● What you have to do
Can you carry the Evora travel diary below forward, picking up right after its final sentence?

● Quoted passage
════════

March 12 - exploring Evora
Breakfast is over and we’ve just come from the Evora Tourism Office. We picked up maps and found out where the only bicycle repair shop is in town.
“What are you going to do if the shop can’t repair the freewheel and they don’t have a replacement that fits?” I ask Mike. “The Portuguese never throw anything out,” he replies. “They are masters at repairing anything. Besides, all I need are some new ball bearings.” I’m not sure as he is, but I hope he’s right.
The repair shop is a grotty, mess-strewn workshop at the rear end of another store. It is strange how such a décor anywhere else would make you turn around and walk away, but in a bike repair shop it instills consumer confidence. The grizzled repairman turns the damaged freewheel over in his hands a couple times and, without even looking at Mike, tosses it into a pile of rubbish in the corner. “Lixo!” he proclaims – the Portuguese word for ‘garbage’. Mike reclaims the freewheel from the pile of junk. He is looking crestfallen and confused. “Do you have another one like this?” he asks him in Spanish. The old man takes it from him and looks at it again. He curls his lip up in disapproval and simply says “No”, but he comes up with a cheap freewheel that he is able to make fit to the bike with some heavy-handed coercion.
Mike seems pleased enough. “I guess this will last until I get to a better bike shop,” he says hopefully. He has other errands to do so I leave him and walk around the town on my own.
The town is ancient and has loads of character. The medieval walls are worn and mossy. The streets are generally cobblestone. Many of the houses have the renowned Portuguese blue-white ceramic tiling around the windows and flowers in the window boxes. Many statuettes of the Virgin Mary decorate the gardens and porticoes. “Protestants worship Jesus and Catholics worship the Virgin Mary,” Mike would say.
I toured around the many sights, the cathedral started in the 13th century, the university from the 16th century, the palace of Vasco da Gama and ruins of a 1st century Roman temple. I paid to get into the castle. It is a modest size but still exciting because it is the first one I’ve visited on this trip. I meet Mike inside, reading his guide book and soaking in history. He has regained his composure and looks quite peaceful.

════════

(Spatial layout entries)
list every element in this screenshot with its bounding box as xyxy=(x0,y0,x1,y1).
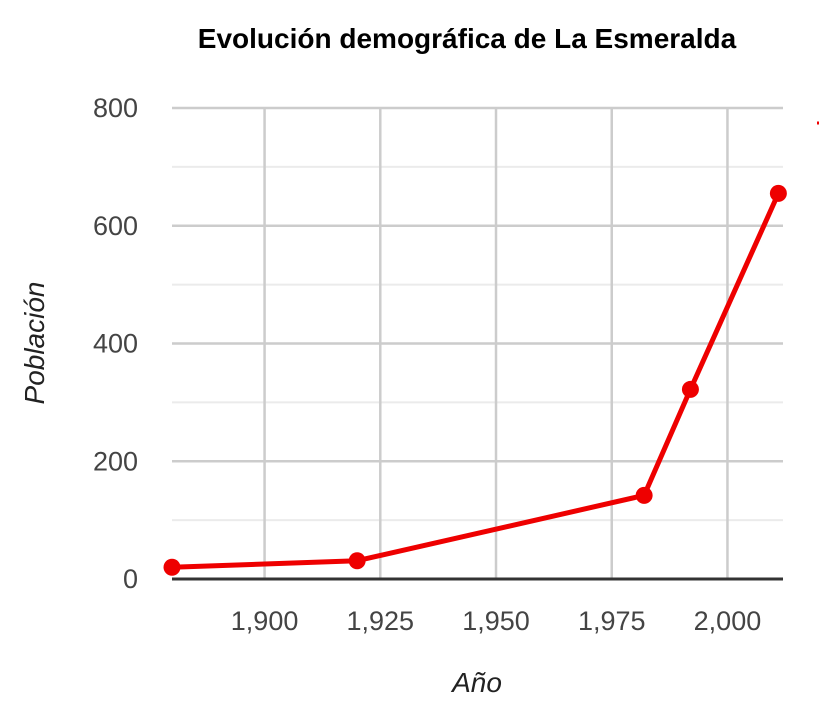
series-group xyxy=(163,184,787,576)
data-point xyxy=(635,486,653,504)
x-tick-label: 1,925 xyxy=(347,606,415,636)
data-point xyxy=(348,552,366,570)
y-tick-label: 400 xyxy=(93,329,138,359)
chart-title: Evolución demográfica de La Esmeralda xyxy=(198,23,737,54)
series-line xyxy=(169,190,781,570)
x-tick-label: 1,950 xyxy=(462,606,530,636)
y-tick-label: 200 xyxy=(93,446,138,476)
y-axis-label: Población xyxy=(19,282,50,405)
x-axis-label: Año xyxy=(450,667,502,698)
grid xyxy=(172,106,783,579)
y-tick-label: 800 xyxy=(93,93,138,123)
x-axis-ticks: 1,900 1,925 1,950 1,975 2,000 xyxy=(231,606,761,636)
y-tick-label: 600 xyxy=(93,211,138,241)
y-tick-label: 0 xyxy=(123,564,138,594)
x-tick-label: 1,900 xyxy=(231,606,299,636)
data-point xyxy=(163,558,181,576)
y-axis-ticks: 0 200 400 600 800 xyxy=(93,93,138,594)
x-tick-label: 2,000 xyxy=(694,606,762,636)
x-tick-label: 1,975 xyxy=(578,606,646,636)
data-point xyxy=(769,184,787,202)
data-point xyxy=(681,380,699,398)
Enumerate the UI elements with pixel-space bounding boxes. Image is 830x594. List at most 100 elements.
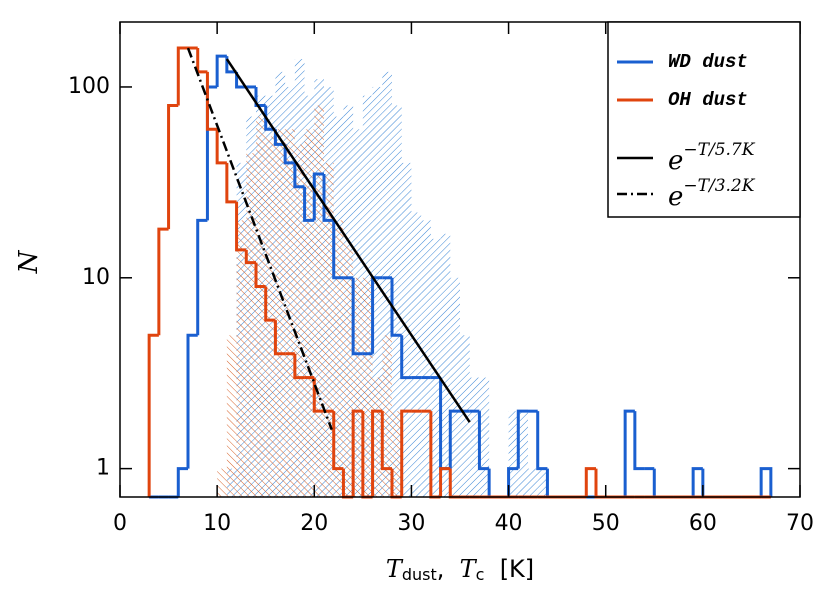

════════

● Answer
After half an hour in the castle, we search out the second largest church in the town, Saint Francis, which has the most interesting attraction of all the town, at least to me. If it doesn’t turn you off religion, nothing will. It is the 15th century “Capela dos Ossos”, the Chapel of Bones, decorated entirely with the bones of monks and pious parishioners. I wouldn't be surprised if there are a few witches and fags cemented into the walls too. Above the door a sign in Latin reads (translated) “We bones that are here, for your bones we wait”. Kind of makes one all warm and fuzzy just thinking about it, doesn’t it?
Back at the Pensao Giroldo, we meet an American couple who have been cycling around for some time. We had discussed going diagonally south-west across the Alentejo to Sagres after we leave Evora, but the Americans highly recommend taking the inland route, following the Spanish border south to the Algarve. It seems like a plan.
Mike and I received several responses to our ad in Gai Pied, the French gay magazine, looking for hosts on our trip through France. I made a list of their names, addresses and phone numbers before I left Toronto. I take some time tonight to write to a couple of them who wrote back in English. The others I give to Mike as he is fluent in French and I am not.
PHOTO 1: Place Giraldo
PHOTO 2: Roman temple to goddess Diana
PHOTO 3: Evora street
PHOTO 4: Evora Cathedral
PHOTO 5: drainage gargoyle at castle
PHOTO 6: ceramic tiling around local windows
PHOTO 7: "We bones that are here, for your bones we wait."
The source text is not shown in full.